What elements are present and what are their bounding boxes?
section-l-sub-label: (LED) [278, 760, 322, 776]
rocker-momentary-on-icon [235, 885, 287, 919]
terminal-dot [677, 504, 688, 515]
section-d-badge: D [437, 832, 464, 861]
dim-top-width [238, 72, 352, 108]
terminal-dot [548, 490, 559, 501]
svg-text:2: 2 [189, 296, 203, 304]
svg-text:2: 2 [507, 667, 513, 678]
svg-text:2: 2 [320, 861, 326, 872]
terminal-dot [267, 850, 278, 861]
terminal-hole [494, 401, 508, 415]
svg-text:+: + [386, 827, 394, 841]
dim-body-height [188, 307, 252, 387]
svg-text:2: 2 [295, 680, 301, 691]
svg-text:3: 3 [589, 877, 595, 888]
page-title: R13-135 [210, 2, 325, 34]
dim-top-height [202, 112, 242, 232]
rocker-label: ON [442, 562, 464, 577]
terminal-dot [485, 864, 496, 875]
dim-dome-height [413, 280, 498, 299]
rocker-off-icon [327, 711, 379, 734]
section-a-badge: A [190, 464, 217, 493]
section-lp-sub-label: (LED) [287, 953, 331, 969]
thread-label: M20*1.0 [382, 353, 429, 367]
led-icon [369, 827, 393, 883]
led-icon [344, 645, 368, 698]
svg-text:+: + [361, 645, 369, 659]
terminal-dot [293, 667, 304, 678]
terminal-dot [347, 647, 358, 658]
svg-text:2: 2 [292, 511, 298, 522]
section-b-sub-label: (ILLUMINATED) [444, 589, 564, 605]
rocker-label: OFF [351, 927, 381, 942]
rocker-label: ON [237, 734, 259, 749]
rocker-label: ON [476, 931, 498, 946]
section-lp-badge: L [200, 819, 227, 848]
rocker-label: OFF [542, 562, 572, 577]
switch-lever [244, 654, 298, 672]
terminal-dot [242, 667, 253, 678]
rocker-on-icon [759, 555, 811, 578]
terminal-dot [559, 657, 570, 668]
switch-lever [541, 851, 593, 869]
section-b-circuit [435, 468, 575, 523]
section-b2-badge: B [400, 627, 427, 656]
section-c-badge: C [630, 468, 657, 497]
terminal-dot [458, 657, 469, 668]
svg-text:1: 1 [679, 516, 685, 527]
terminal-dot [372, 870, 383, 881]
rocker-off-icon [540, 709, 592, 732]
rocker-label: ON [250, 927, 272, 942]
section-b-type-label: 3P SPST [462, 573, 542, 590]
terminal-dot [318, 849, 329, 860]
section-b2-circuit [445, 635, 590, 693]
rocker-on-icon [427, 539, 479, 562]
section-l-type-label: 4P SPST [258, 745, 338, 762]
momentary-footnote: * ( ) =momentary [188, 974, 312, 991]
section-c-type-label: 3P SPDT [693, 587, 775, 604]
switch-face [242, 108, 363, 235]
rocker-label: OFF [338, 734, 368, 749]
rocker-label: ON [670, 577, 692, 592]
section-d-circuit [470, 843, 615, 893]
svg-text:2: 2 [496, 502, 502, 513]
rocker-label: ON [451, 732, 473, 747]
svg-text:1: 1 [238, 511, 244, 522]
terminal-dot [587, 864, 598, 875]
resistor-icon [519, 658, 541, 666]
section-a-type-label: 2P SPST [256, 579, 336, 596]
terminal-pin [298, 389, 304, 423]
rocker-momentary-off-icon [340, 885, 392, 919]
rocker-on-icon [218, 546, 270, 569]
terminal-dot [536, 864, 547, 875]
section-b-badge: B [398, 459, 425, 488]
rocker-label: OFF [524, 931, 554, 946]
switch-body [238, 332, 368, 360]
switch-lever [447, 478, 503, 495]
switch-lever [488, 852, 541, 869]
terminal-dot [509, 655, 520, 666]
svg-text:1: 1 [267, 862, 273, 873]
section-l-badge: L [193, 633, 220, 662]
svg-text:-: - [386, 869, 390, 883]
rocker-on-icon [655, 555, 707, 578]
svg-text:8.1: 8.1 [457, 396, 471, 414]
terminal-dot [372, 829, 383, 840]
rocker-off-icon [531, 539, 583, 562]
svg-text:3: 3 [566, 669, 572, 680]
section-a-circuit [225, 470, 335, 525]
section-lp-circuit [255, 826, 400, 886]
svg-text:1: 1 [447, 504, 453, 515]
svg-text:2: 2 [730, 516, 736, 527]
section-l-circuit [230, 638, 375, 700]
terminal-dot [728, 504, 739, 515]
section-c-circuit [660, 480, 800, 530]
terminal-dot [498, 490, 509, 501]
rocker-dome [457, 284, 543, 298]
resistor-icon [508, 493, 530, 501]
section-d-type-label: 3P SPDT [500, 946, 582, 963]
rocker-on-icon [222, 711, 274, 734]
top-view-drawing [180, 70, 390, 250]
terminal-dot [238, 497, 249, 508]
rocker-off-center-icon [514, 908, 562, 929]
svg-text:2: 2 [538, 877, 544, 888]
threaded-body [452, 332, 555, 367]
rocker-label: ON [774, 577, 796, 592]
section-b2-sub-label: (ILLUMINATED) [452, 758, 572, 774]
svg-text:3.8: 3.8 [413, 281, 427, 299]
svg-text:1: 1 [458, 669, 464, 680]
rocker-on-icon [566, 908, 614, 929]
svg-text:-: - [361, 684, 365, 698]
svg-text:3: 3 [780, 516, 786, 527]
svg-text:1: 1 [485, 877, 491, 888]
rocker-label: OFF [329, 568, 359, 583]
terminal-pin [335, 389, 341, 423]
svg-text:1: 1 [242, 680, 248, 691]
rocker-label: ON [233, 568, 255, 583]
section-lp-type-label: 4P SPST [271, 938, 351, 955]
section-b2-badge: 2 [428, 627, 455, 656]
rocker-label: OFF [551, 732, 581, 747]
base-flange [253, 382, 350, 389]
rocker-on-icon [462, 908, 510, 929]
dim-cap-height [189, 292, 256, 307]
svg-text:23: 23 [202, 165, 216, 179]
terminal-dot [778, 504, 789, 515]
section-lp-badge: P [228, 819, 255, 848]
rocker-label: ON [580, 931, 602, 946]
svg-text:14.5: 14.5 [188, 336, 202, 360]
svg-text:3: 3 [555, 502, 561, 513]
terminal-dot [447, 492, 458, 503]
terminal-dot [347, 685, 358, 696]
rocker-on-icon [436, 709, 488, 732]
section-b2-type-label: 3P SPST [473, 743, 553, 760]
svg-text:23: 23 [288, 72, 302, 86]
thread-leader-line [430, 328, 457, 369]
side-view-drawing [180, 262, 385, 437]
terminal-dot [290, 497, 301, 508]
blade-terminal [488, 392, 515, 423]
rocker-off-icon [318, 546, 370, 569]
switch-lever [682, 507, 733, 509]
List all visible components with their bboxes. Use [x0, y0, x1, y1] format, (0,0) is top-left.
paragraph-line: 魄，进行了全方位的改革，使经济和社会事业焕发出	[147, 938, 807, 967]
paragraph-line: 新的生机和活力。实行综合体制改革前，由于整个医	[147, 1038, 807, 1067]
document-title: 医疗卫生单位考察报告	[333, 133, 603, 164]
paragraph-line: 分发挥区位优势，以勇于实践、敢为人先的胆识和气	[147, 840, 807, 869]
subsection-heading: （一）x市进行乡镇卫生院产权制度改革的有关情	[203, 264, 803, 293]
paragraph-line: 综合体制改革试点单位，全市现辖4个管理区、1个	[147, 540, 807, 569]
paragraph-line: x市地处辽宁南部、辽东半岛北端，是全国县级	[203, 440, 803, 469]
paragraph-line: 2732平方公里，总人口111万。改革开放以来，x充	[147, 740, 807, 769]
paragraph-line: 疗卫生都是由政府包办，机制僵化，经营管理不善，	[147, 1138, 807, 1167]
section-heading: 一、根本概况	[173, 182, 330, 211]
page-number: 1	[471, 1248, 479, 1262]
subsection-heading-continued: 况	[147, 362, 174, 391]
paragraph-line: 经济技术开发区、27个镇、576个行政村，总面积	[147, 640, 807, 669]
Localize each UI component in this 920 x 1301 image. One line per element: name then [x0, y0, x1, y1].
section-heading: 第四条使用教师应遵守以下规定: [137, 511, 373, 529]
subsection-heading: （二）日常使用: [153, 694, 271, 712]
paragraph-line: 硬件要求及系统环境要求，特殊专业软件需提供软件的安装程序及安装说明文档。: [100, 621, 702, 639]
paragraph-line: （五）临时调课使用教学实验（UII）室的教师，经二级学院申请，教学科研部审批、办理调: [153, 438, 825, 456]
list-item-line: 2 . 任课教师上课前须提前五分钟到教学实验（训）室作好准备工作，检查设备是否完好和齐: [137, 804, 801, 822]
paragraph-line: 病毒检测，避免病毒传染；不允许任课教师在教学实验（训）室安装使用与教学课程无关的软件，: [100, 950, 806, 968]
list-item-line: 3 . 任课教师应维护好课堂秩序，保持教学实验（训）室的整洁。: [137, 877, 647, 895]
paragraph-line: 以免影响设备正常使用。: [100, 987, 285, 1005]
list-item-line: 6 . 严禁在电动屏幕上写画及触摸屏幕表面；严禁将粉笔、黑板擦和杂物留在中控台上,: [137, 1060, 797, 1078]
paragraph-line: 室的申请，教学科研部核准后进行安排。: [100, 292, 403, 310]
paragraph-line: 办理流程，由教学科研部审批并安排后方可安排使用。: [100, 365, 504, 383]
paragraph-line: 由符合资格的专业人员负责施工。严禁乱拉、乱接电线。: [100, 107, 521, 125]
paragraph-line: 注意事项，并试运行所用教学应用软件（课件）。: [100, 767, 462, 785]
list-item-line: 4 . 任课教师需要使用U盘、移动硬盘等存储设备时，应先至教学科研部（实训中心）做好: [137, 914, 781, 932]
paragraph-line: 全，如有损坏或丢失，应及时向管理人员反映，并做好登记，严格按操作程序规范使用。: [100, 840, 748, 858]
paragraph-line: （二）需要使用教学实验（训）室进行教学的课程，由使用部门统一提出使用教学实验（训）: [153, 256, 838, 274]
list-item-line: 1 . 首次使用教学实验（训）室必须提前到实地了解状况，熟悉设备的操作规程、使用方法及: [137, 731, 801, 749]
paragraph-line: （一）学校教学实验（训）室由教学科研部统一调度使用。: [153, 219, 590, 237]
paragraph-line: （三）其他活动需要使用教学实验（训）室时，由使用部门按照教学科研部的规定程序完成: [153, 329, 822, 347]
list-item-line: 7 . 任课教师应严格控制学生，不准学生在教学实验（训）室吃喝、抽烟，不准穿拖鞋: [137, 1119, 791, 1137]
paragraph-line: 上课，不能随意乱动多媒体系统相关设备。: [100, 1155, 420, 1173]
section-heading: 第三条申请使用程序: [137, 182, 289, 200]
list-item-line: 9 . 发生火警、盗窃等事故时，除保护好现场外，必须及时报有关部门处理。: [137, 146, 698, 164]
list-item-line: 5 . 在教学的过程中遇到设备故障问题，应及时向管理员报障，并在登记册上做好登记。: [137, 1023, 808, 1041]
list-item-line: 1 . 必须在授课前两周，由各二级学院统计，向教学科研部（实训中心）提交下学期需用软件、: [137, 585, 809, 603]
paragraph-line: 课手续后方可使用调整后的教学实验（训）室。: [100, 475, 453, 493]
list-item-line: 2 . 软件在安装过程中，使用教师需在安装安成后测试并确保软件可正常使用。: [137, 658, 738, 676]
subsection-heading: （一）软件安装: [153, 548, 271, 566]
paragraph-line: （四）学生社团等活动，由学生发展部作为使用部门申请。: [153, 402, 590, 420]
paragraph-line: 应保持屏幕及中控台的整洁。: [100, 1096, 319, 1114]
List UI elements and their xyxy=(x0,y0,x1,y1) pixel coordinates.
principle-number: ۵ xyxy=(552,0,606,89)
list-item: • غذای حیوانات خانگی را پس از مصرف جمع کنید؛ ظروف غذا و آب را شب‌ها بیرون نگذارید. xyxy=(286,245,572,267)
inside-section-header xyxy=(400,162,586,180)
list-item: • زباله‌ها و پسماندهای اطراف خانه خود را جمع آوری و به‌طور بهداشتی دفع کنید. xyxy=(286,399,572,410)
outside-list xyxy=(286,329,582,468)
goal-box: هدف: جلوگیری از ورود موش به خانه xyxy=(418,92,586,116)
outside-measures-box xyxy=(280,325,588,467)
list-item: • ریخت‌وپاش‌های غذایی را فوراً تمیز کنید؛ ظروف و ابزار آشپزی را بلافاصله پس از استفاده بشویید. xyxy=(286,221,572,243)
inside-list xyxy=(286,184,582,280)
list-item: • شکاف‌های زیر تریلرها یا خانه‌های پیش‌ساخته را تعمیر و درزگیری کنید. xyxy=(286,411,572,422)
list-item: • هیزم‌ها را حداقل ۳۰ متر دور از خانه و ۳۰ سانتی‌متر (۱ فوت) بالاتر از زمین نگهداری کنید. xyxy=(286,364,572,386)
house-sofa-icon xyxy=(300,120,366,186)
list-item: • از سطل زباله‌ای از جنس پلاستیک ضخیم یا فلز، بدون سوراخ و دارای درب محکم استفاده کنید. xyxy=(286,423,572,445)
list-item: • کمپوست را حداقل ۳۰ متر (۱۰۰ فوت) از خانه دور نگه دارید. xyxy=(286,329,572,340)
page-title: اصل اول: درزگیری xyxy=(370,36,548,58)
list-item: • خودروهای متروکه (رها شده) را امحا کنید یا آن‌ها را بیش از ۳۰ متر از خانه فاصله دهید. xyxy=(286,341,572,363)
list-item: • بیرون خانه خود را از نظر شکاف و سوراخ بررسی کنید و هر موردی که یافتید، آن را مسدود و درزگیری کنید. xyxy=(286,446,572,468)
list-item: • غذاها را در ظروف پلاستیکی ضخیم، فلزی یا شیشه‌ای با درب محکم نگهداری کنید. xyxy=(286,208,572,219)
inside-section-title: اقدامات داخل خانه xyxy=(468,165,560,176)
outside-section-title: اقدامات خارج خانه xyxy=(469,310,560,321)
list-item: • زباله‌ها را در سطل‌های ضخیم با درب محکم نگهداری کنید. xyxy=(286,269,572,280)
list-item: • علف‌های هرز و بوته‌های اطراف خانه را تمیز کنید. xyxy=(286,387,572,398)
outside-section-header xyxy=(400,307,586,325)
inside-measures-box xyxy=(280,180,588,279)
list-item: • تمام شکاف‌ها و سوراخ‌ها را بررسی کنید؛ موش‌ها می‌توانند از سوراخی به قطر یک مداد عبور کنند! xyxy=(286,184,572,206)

◆ **Goal**
Print the entries above word for word, from the first line through the line that contains "terminal-dot [485, 864, 496, 875]", including both of those lines.

◆ **Complete output**
What elements are present and what are their bounding boxes?
section-l-sub-label: (LED) [278, 760, 322, 776]
rocker-momentary-on-icon [235, 885, 287, 919]
terminal-dot [677, 504, 688, 515]
section-d-badge: D [437, 832, 464, 861]
dim-top-width [238, 72, 352, 108]
terminal-dot [548, 490, 559, 501]
svg-text:2: 2 [189, 296, 203, 304]
svg-text:2: 2 [507, 667, 513, 678]
svg-text:2: 2 [320, 861, 326, 872]
terminal-dot [267, 850, 278, 861]
terminal-hole [494, 401, 508, 415]
svg-text:+: + [386, 827, 394, 841]
dim-body-height [188, 307, 252, 387]
svg-text:2: 2 [295, 680, 301, 691]
svg-text:3: 3 [589, 877, 595, 888]
page-title: R13-135 [210, 2, 325, 34]
dim-top-height [202, 112, 242, 232]
rocker-label: ON [442, 562, 464, 577]
terminal-dot [485, 864, 496, 875]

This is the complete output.